Source data:
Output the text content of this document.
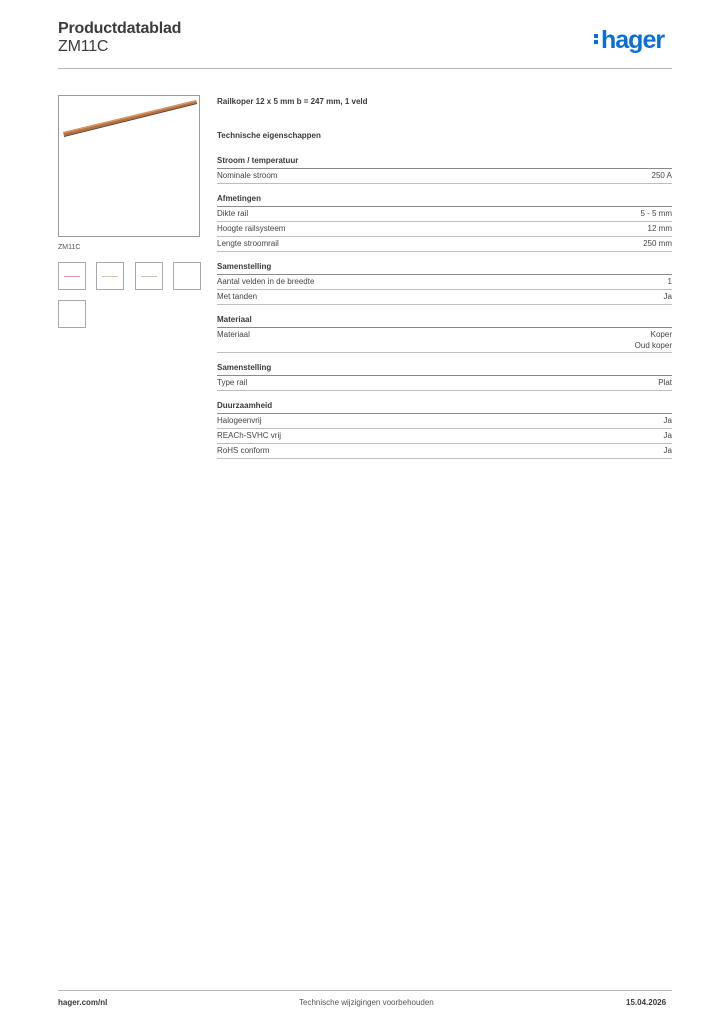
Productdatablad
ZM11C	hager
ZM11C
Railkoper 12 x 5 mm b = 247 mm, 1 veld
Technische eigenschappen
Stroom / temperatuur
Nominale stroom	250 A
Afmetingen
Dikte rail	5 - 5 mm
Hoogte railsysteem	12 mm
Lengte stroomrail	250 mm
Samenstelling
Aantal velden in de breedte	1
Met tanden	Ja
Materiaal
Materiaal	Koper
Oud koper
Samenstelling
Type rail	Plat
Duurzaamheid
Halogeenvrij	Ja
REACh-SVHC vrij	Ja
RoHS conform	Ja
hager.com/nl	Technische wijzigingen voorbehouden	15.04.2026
---
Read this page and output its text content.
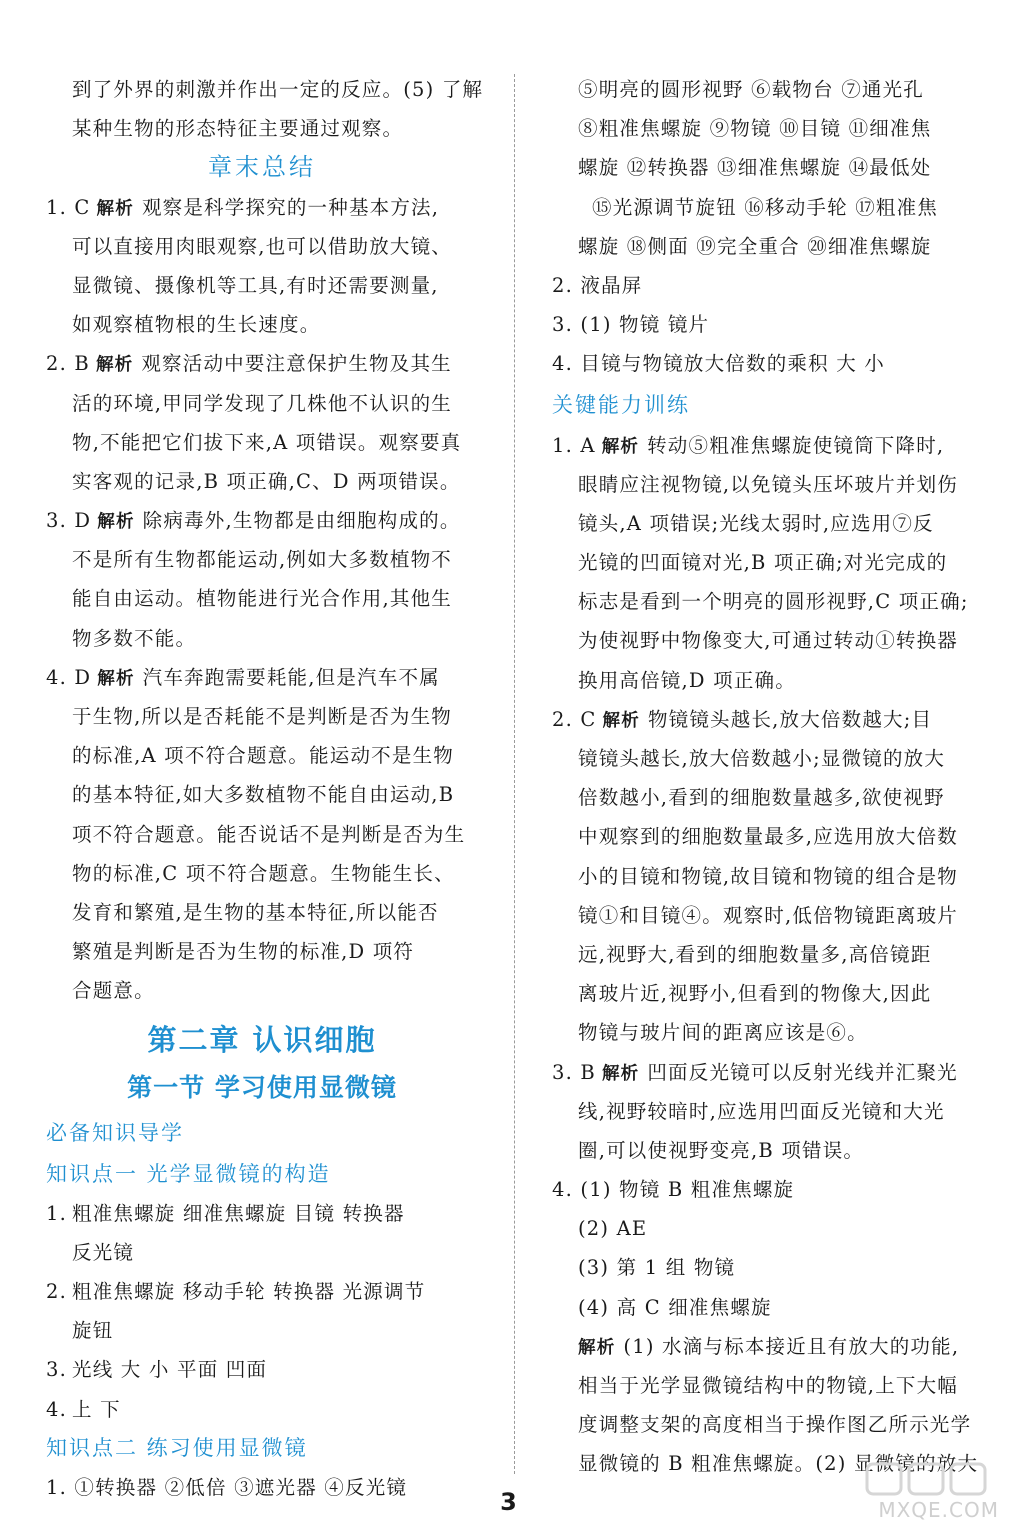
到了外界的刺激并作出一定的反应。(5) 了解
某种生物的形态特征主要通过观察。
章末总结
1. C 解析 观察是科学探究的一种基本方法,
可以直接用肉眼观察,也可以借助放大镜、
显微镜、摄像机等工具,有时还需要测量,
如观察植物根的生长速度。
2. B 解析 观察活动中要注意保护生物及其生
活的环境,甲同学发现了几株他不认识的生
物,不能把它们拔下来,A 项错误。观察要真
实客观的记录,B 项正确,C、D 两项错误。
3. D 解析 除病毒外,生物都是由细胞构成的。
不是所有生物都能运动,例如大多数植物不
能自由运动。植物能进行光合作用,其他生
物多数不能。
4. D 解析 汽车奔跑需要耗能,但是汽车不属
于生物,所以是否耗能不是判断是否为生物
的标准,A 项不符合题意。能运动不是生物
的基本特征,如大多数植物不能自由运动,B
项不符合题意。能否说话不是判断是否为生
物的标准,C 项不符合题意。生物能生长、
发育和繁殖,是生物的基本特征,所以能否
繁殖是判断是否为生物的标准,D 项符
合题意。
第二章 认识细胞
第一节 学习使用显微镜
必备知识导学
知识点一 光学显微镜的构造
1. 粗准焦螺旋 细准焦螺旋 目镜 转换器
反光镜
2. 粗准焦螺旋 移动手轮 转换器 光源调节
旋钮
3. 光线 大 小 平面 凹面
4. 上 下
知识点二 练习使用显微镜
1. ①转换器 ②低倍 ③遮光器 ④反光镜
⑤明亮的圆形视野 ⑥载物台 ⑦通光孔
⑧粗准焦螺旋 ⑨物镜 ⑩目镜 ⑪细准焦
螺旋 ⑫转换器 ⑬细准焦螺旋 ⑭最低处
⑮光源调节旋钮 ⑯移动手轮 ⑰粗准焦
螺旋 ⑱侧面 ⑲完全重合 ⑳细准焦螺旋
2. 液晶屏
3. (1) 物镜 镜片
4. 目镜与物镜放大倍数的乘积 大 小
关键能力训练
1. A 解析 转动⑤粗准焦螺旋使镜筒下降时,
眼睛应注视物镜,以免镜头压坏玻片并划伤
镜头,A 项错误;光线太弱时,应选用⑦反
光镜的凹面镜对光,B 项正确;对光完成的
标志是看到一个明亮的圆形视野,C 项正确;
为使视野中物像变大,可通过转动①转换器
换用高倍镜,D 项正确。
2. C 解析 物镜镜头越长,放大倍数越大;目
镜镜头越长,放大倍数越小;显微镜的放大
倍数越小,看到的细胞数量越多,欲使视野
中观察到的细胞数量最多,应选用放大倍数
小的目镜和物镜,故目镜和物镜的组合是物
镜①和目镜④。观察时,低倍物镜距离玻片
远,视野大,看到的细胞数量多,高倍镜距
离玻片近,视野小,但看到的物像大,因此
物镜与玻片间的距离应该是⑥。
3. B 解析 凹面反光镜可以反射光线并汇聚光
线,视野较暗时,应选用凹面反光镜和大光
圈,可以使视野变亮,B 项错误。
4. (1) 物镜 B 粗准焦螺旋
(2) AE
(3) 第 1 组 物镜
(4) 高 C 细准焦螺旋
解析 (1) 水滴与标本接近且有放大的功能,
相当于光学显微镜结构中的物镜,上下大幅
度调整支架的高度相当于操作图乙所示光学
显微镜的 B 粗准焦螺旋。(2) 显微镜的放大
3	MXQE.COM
--
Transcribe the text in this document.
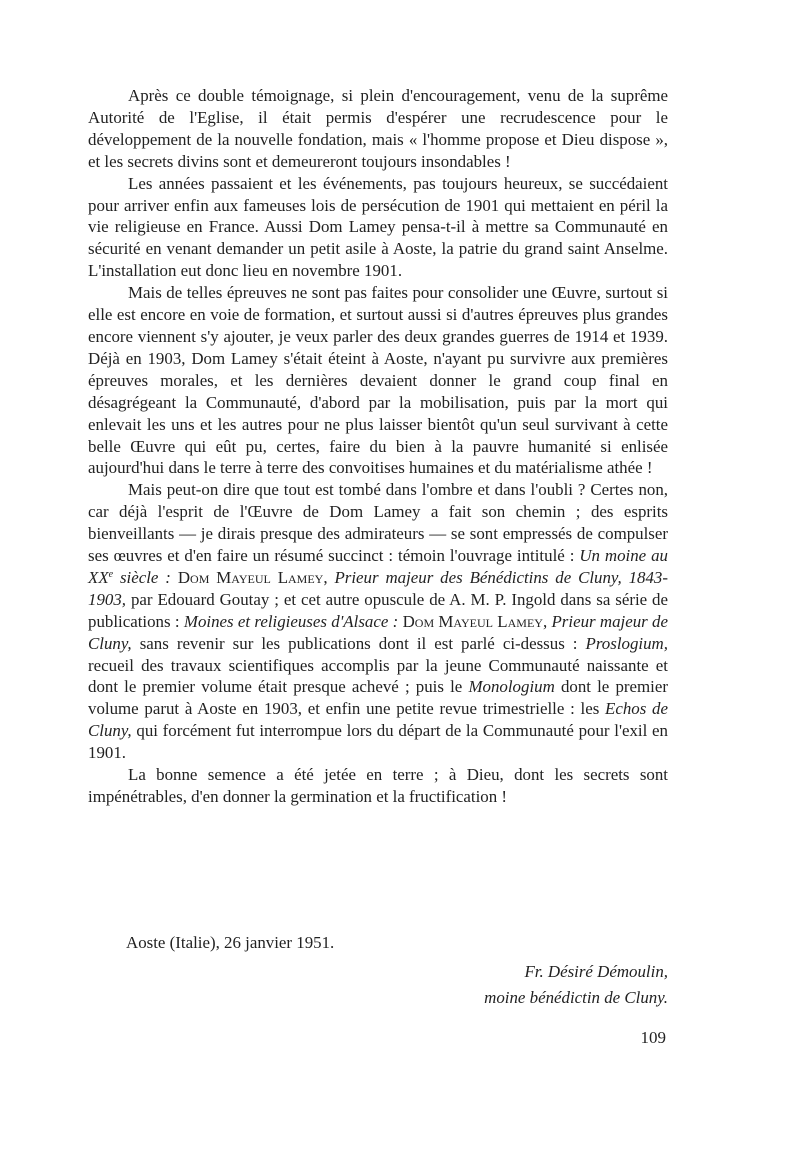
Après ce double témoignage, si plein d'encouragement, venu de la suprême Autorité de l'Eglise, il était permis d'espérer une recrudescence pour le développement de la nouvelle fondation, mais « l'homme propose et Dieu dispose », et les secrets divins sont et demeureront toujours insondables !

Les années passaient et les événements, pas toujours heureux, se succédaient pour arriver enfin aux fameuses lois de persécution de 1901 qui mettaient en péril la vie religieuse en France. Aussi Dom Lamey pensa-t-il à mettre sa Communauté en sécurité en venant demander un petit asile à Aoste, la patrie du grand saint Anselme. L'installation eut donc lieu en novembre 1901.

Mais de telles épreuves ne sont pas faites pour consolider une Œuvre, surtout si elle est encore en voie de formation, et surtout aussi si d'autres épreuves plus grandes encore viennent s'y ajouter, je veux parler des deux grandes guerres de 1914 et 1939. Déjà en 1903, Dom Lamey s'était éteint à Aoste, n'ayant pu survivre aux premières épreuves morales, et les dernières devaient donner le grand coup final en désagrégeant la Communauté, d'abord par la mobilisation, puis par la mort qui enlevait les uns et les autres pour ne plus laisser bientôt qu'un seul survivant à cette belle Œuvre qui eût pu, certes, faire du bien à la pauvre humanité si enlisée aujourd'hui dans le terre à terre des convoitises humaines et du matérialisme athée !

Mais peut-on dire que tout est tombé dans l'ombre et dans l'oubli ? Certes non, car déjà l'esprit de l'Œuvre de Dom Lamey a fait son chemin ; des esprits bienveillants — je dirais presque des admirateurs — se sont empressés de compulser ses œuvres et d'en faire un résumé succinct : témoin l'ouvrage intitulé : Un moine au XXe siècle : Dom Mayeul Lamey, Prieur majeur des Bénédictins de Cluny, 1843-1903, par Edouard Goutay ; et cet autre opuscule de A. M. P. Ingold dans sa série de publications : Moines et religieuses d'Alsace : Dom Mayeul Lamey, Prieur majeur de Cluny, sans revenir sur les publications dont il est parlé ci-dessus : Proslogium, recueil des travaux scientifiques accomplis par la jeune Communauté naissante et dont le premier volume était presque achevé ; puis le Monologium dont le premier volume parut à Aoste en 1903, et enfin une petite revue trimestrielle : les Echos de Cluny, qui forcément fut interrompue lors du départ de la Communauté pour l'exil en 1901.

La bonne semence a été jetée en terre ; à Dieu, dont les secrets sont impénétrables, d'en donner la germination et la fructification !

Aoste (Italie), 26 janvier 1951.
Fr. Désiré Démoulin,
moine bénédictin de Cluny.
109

PROBLEM TO SOLVE:
Only the number is wanted: how many lines contain the string "terre"?

RESULT OF THE EXERCISE:
2